Records:
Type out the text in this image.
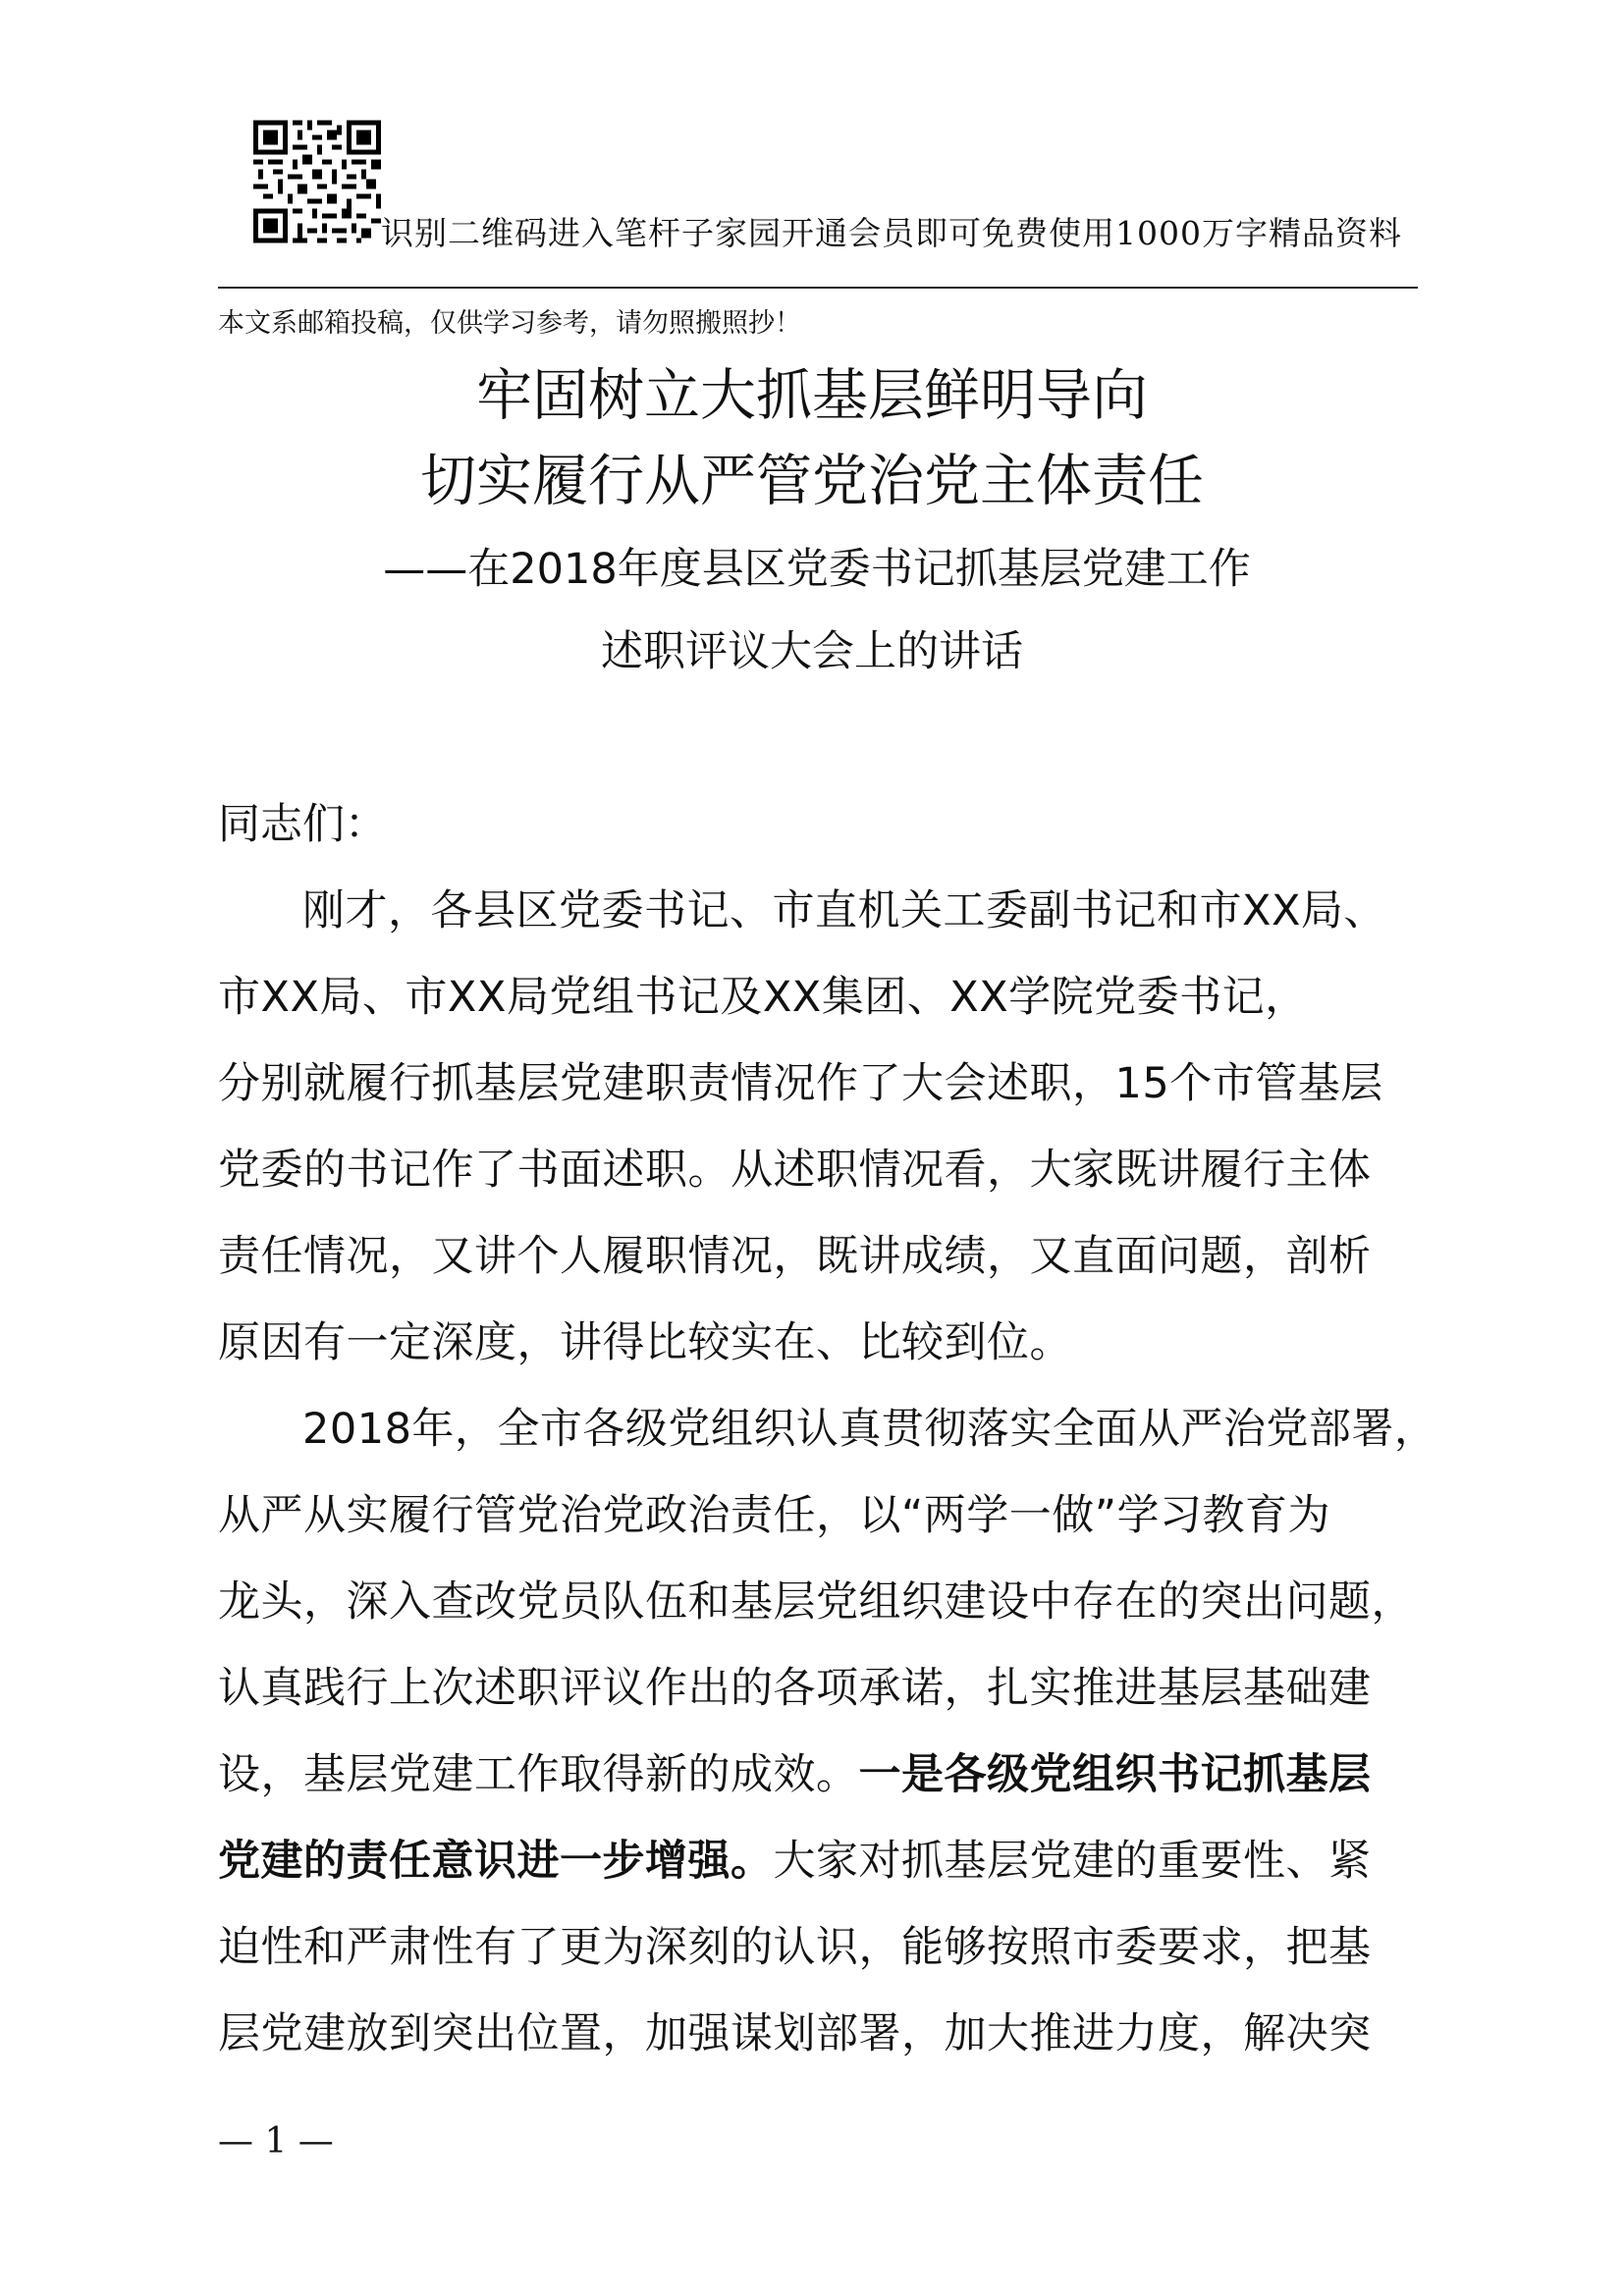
识别二维码进入笔杆子家园开通会员即可免费使用1000万字精品资料
本文系邮箱投稿，仅供学习参考，请勿照搬照抄！
牢固树立大抓基层鲜明导向
切实履行从严管党治党主体责任
——在2018年度县区党委书记抓基层党建工作
述职评议大会上的讲话
同志们：
刚才，各县区党委书记、市直机关工委副书记和市XX局、
市XX局、市XX局党组书记及XX集团、XX学院党委书记，
分别就履行抓基层党建职责情况作了大会述职，15个市管基层
党委的书记作了书面述职。从述职情况看，大家既讲履行主体
责任情况，又讲个人履职情况，既讲成绩，又直面问题，剖析
原因有一定深度，讲得比较实在、比较到位。
2018年，全市各级党组织认真贯彻落实全面从严治党部署，
从严从实履行管党治党政治责任，以“两学一做”学习教育为
龙头，深入查改党员队伍和基层党组织建设中存在的突出问题，
认真践行上次述职评议作出的各项承诺，扎实推进基层基础建
设，基层党建工作取得新的成效。一是各级党组织书记抓基层
党建的责任意识进一步增强。大家对抓基层党建的重要性、紧
迫性和严肃性有了更为深刻的认识，能够按照市委要求，把基
层党建放到突出位置，加强谋划部署，加大推进力度，解决突
— 1 —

Short exercise:
Will you restate every entry word for word and omit the images?

Task result:
Type out the text in this image.
识别二维码进入笔杆子家园开通会员即可免费使用1000万字精品资料
本文系邮箱投稿，仅供学习参考，请勿照搬照抄！
牢固树立大抓基层鲜明导向
切实履行从严管党治党主体责任
——在2018年度县区党委书记抓基层党建工作
述职评议大会上的讲话
同志们：
刚才，各县区党委书记、市直机关工委副书记和市XX局、
市XX局、市XX局党组书记及XX集团、XX学院党委书记，
分别就履行抓基层党建职责情况作了大会述职，15个市管基层
党委的书记作了书面述职。从述职情况看，大家既讲履行主体
责任情况，又讲个人履职情况，既讲成绩，又直面问题，剖析
原因有一定深度，讲得比较实在、比较到位。
2018年，全市各级党组织认真贯彻落实全面从严治党部署，
从严从实履行管党治党政治责任，以“两学一做”学习教育为
龙头，深入查改党员队伍和基层党组织建设中存在的突出问题，
认真践行上次述职评议作出的各项承诺，扎实推进基层基础建
设，基层党建工作取得新的成效。一是各级党组织书记抓基层
党建的责任意识进一步增强。大家对抓基层党建的重要性、紧
迫性和严肃性有了更为深刻的认识，能够按照市委要求，把基
层党建放到突出位置，加强谋划部署，加大推进力度，解决突
— 1 —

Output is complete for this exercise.